§ TASK DATA
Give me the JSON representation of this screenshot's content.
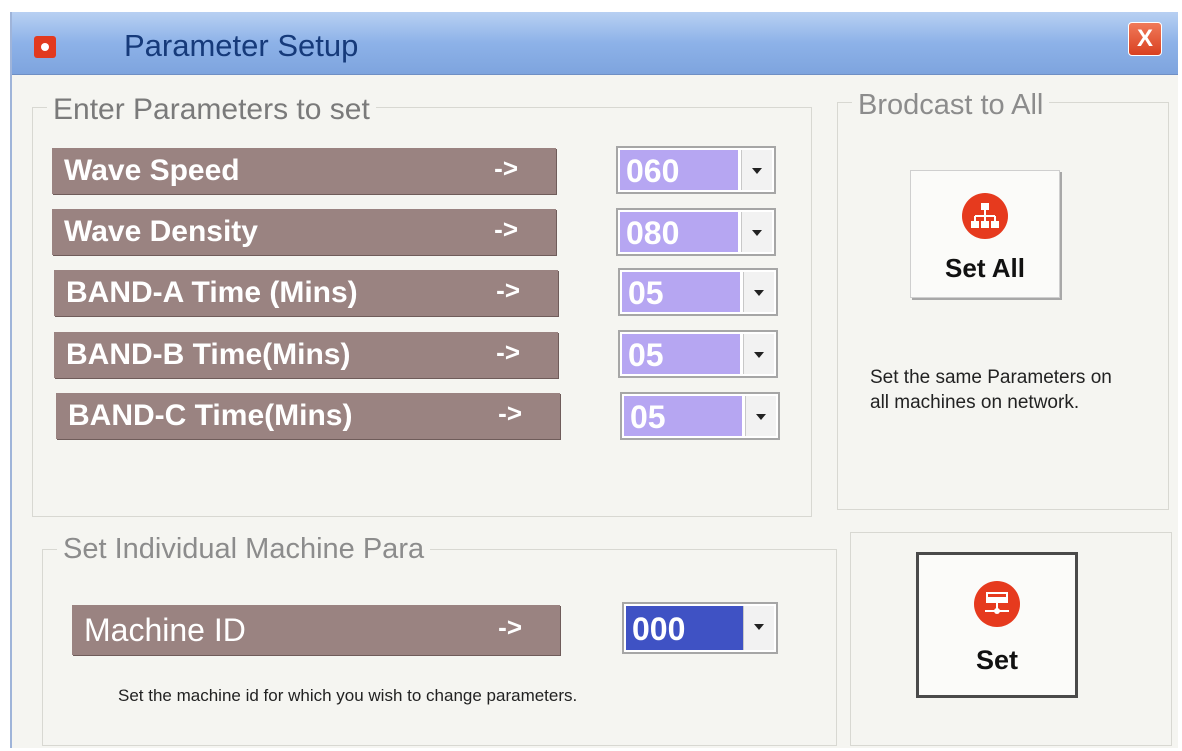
{
  "window": {
    "title": "Parameter Setup",
    "close_label": "X"
  },
  "params_group": {
    "legend": "Enter Parameters to set",
    "rows": [
      {
        "label": "Wave Speed",
        "arrow": "->",
        "value": "060"
      },
      {
        "label": "Wave Density",
        "arrow": "->",
        "value": "080"
      },
      {
        "label": "BAND-A Time (Mins)",
        "arrow": "->",
        "value": "05"
      },
      {
        "label": "BAND-B Time(Mins)",
        "arrow": "->",
        "value": "05"
      },
      {
        "label": "BAND-C Time(Mins)",
        "arrow": "->",
        "value": "05"
      }
    ]
  },
  "broadcast_group": {
    "legend": "Brodcast to All",
    "button_label": "Set All",
    "description_line1": "Set the same Parameters on",
    "description_line2": "all machines on network."
  },
  "individual_group": {
    "legend": "Set Individual Machine Para",
    "machine_label": "Machine ID",
    "arrow": "->",
    "machine_value": "000",
    "description": "Set the machine id for which you wish to change parameters."
  },
  "set_button": {
    "label": "Set"
  },
  "colors": {
    "label_bg": "#9a8381",
    "combo_bg": "#b6a6f2",
    "machine_combo_bg": "#3f52c4",
    "accent_icon": "#e63a1e",
    "title_bar": "#8db2e8"
  },
  "icons": {
    "app": "app-gear-icon",
    "set_all": "network-broadcast-icon",
    "set": "single-machine-icon",
    "close": "close-icon",
    "dropdown": "chevron-down-icon"
  }
}
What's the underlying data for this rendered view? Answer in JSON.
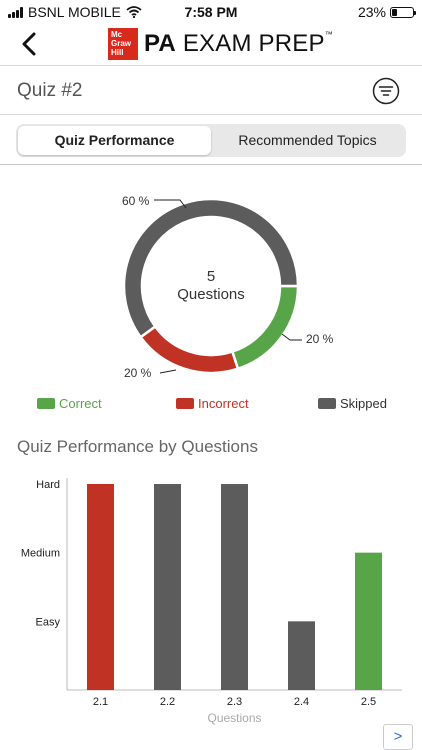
{
  "status_bar": {
    "carrier": "BSNL MOBILE",
    "time": "7:58 PM",
    "battery_text": "23%",
    "battery_level": 0.23
  },
  "header": {
    "logo_lines": [
      "Mc",
      "Graw",
      "Hill"
    ],
    "title_bold": "PA",
    "title_rest": "EXAM PREP",
    "trademark": "™"
  },
  "quiz": {
    "title": "Quiz #2"
  },
  "tabs": [
    {
      "label": "Quiz Performance",
      "active": true
    },
    {
      "label": "Recommended Topics",
      "active": false
    }
  ],
  "colors": {
    "correct": "#58a549",
    "incorrect": "#c03324",
    "skipped": "#5c5c5c",
    "brand": "#d8291d"
  },
  "donut": {
    "center_number": "5",
    "center_text": "Questions",
    "segments": [
      {
        "name": "Correct",
        "value": 20,
        "label": "20 %"
      },
      {
        "name": "Incorrect",
        "value": 20,
        "label": "20 %"
      },
      {
        "name": "Skipped",
        "value": 60,
        "label": "60 %"
      }
    ]
  },
  "legend": [
    "Correct",
    "Incorrect",
    "Skipped"
  ],
  "chart_data": {
    "type": "bar",
    "title": "Quiz Performance by Questions",
    "xlabel": "Questions",
    "ylabel": "",
    "categories": [
      "2.1",
      "2.2",
      "2.3",
      "2.4",
      "2.5"
    ],
    "y_levels": [
      "Easy",
      "Medium",
      "Hard"
    ],
    "values": [
      3,
      3,
      3,
      1,
      2
    ],
    "status": [
      "Incorrect",
      "Skipped",
      "Skipped",
      "Skipped",
      "Correct"
    ]
  },
  "pager": {
    "next_label": ">"
  }
}
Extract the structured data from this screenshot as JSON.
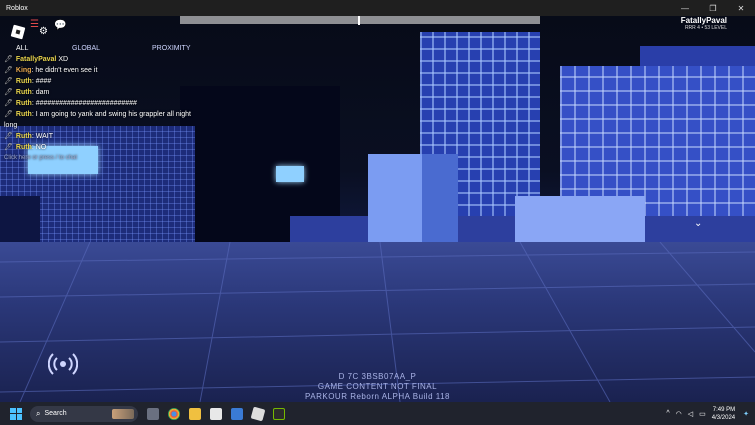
{
  "window": {
    "title": "Roblox",
    "minimize_icon": "minimize-icon",
    "maximize_icon": "maximize-icon",
    "close_icon": "close-icon"
  },
  "hud": {
    "player_name": "FatallyPaval",
    "player_level": "RRR 4 • 53 LEVEL",
    "chat_tabs": [
      "ALL",
      "GLOBAL",
      "PROXIMITY"
    ],
    "chat_messages": [
      {
        "name": "FatallyPaval",
        "text": "XD"
      },
      {
        "name": "King",
        "text": "he didn't even see it"
      },
      {
        "name": "Ruth",
        "text": "####"
      },
      {
        "name": "Ruth",
        "text": "dam"
      },
      {
        "name": "Ruth",
        "text": "##########################"
      },
      {
        "name": "Ruth",
        "text": "I am going to yank and swing his grappler all night"
      },
      {
        "name": "",
        "text": "long"
      },
      {
        "name": "Ruth",
        "text": "WAIT"
      },
      {
        "name": "Ruth",
        "text": "NO"
      }
    ],
    "chat_hint": "Click here or press / to chat"
  },
  "build": {
    "code": "D 7C 3BSB07AA_P",
    "notice": "GAME CONTENT NOT FINAL",
    "version": "PARKOUR Reborn  ALPHA  Build 118"
  },
  "taskbar": {
    "search_placeholder": "Search",
    "time": "7:49 PM",
    "date": "4/3/2024"
  },
  "colors": {
    "accent": "#4cc2ff",
    "sky": "#070b18",
    "building_blue": "#2740b0"
  }
}
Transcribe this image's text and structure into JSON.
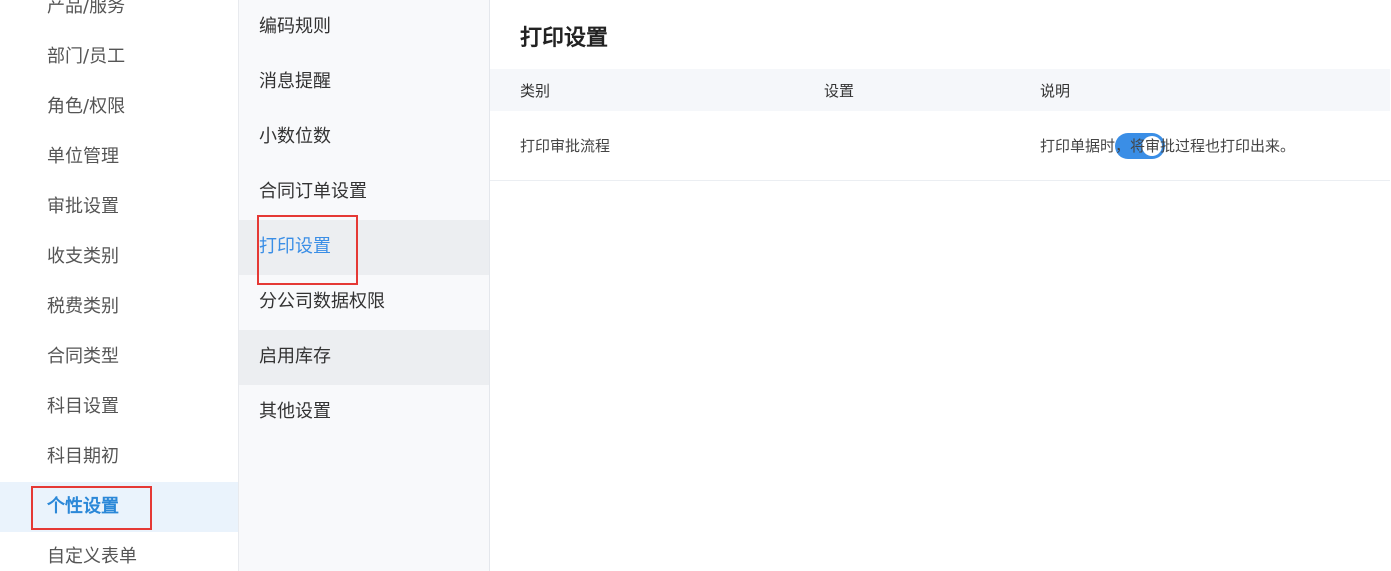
{
  "sidebar": {
    "items": [
      {
        "label": "产品/服务",
        "active": false
      },
      {
        "label": "部门/员工",
        "active": false
      },
      {
        "label": "角色/权限",
        "active": false
      },
      {
        "label": "单位管理",
        "active": false
      },
      {
        "label": "审批设置",
        "active": false
      },
      {
        "label": "收支类别",
        "active": false
      },
      {
        "label": "税费类别",
        "active": false
      },
      {
        "label": "合同类型",
        "active": false
      },
      {
        "label": "科目设置",
        "active": false
      },
      {
        "label": "科目期初",
        "active": false
      },
      {
        "label": "个性设置",
        "active": true
      },
      {
        "label": "自定义表单",
        "active": false
      }
    ]
  },
  "submenu": {
    "items": [
      {
        "label": "编码规则"
      },
      {
        "label": "消息提醒"
      },
      {
        "label": "小数位数"
      },
      {
        "label": "合同订单设置"
      },
      {
        "label": "打印设置"
      },
      {
        "label": "分公司数据权限"
      },
      {
        "label": "启用库存"
      },
      {
        "label": "其他设置"
      }
    ]
  },
  "main": {
    "title": "打印设置",
    "table": {
      "headers": [
        "类别",
        "设置",
        "说明"
      ],
      "rows": [
        {
          "category": "打印审批流程",
          "enabled": true,
          "description": "打印单据时，将审批过程也打印出来。"
        }
      ]
    }
  },
  "colors": {
    "accent": "#3a8ee6",
    "highlight_box": "#e53935"
  }
}
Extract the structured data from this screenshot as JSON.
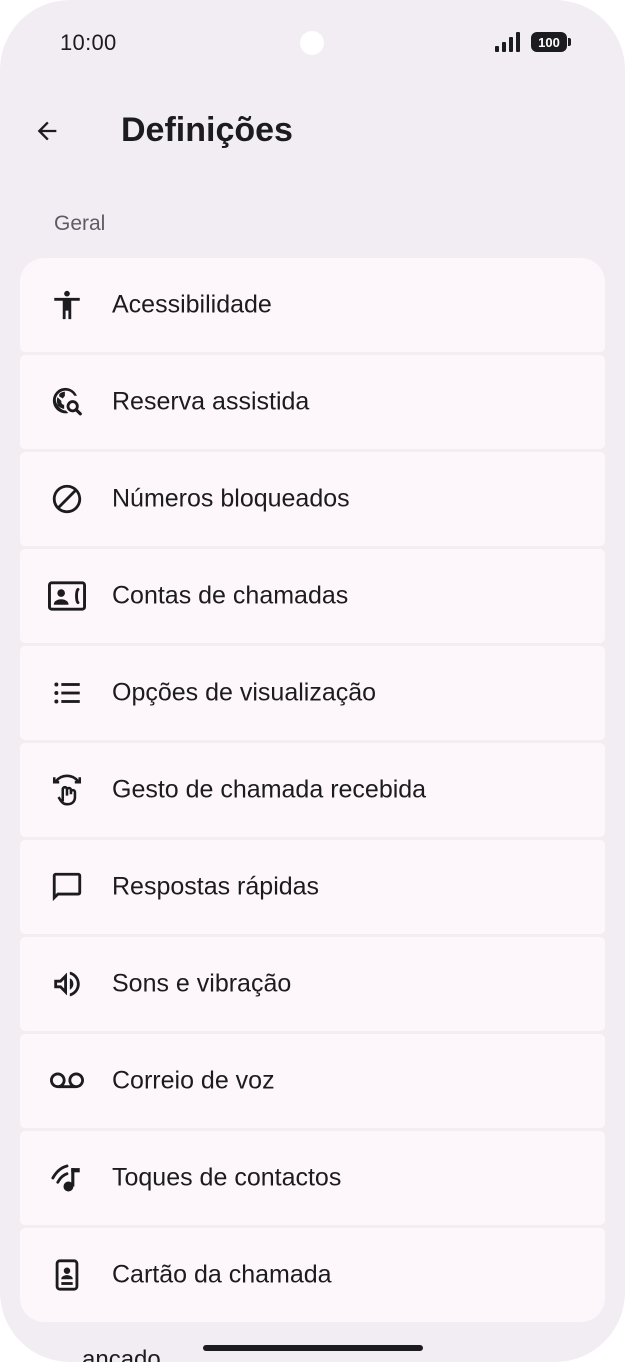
{
  "status_bar": {
    "time": "10:00",
    "battery": "100",
    "signal_icon": "signal-icon",
    "battery_icon": "battery-icon"
  },
  "app_bar": {
    "back_icon": "arrow-back-icon",
    "title": "Definições"
  },
  "section": {
    "header": "Geral"
  },
  "items": [
    {
      "label": "Acessibilidade",
      "icon": "accessibility-icon"
    },
    {
      "label": "Reserva assistida",
      "icon": "travel-explore-icon"
    },
    {
      "label": "Números bloqueados",
      "icon": "block-icon"
    },
    {
      "label": "Contas de chamadas",
      "icon": "contact-phone-icon"
    },
    {
      "label": "Opções de visualização",
      "icon": "list-icon"
    },
    {
      "label": "Gesto de chamada recebida",
      "icon": "swipe-gesture-icon"
    },
    {
      "label": "Respostas rápidas",
      "icon": "chat-bubble-icon"
    },
    {
      "label": "Sons e vibração",
      "icon": "volume-icon"
    },
    {
      "label": "Correio de voz",
      "icon": "voicemail-icon"
    },
    {
      "label": "Toques de contactos",
      "icon": "ringtone-icon"
    },
    {
      "label": "Cartão da chamada",
      "icon": "call-card-icon"
    }
  ],
  "peek_text": "ancado",
  "colors": {
    "background": "#f2ecf3",
    "card": "#fdf7fc",
    "text": "#1c1b1f",
    "secondary_text": "#5f5a66"
  }
}
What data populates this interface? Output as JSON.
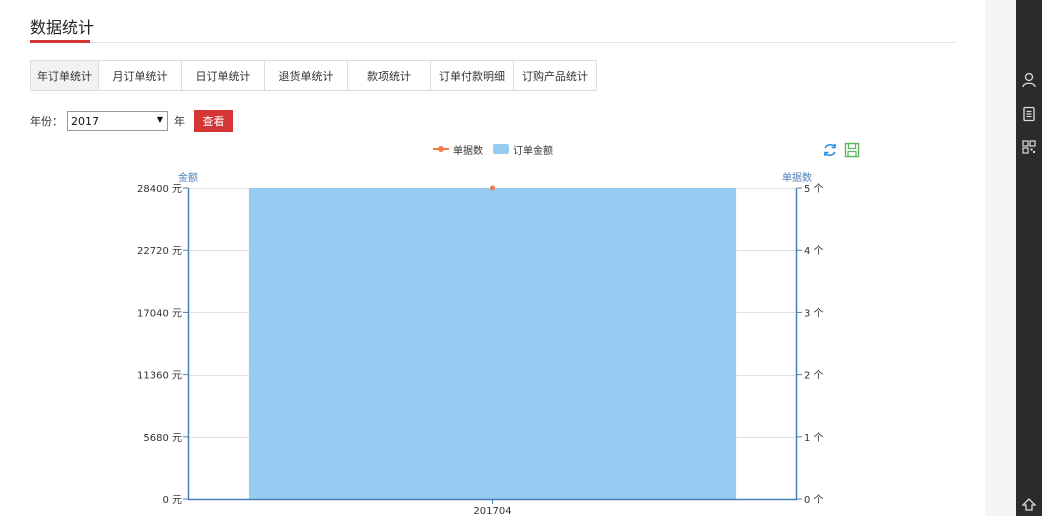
{
  "page": {
    "title": "数据统计"
  },
  "tabs": [
    {
      "label": "年订单统计"
    },
    {
      "label": "月订单统计"
    },
    {
      "label": "日订单统计"
    },
    {
      "label": "退货单统计"
    },
    {
      "label": "款项统计"
    },
    {
      "label": "订单付款明细"
    },
    {
      "label": "订购产品统计"
    }
  ],
  "filter": {
    "year_label": "年份：",
    "year_value": "2017",
    "year_unit": "年",
    "query_button": "查看"
  },
  "legend": {
    "line_label": "单据数",
    "bar_label": "订单金额"
  },
  "icons": {
    "refresh": "refresh-icon",
    "save": "save-as-image-icon",
    "rightbar": [
      "user-icon",
      "document-icon",
      "qrcode-icon",
      "back-to-top-icon"
    ]
  },
  "colors": {
    "accent": "#d63535",
    "bar": "#97ccf2",
    "line": "#ed7d4a",
    "axis": "#4a7fb5",
    "refresh": "#2f8fde",
    "save": "#5cb85c",
    "rightbar": "#2b2b2b"
  },
  "chart_data": {
    "type": "bar",
    "categories": [
      "201704"
    ],
    "series": [
      {
        "name": "订单金额",
        "type": "bar",
        "axis": "left",
        "values": [
          28400
        ]
      },
      {
        "name": "单据数",
        "type": "line",
        "axis": "right",
        "values": [
          5
        ]
      }
    ],
    "y_left": {
      "label": "金额",
      "unit": "元",
      "ticks": [
        0,
        5680,
        11360,
        17040,
        22720,
        28400
      ],
      "tick_labels": [
        "0 元",
        "5680 元",
        "11360 元",
        "17040 元",
        "22720 元",
        "28400 元"
      ],
      "range": [
        0,
        28400
      ]
    },
    "y_right": {
      "label": "单据数",
      "unit": "个",
      "ticks": [
        0,
        1,
        2,
        3,
        4,
        5
      ],
      "tick_labels": [
        "0 个",
        "1 个",
        "2 个",
        "3 个",
        "4 个",
        "5 个"
      ],
      "range": [
        0,
        5
      ]
    },
    "grid": true,
    "legend_position": "top-center"
  }
}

§ TO BE DONE
Exactly how many lines of the listing above contain the string "refresh"? Give no more than the number.

§ RESPONSE
2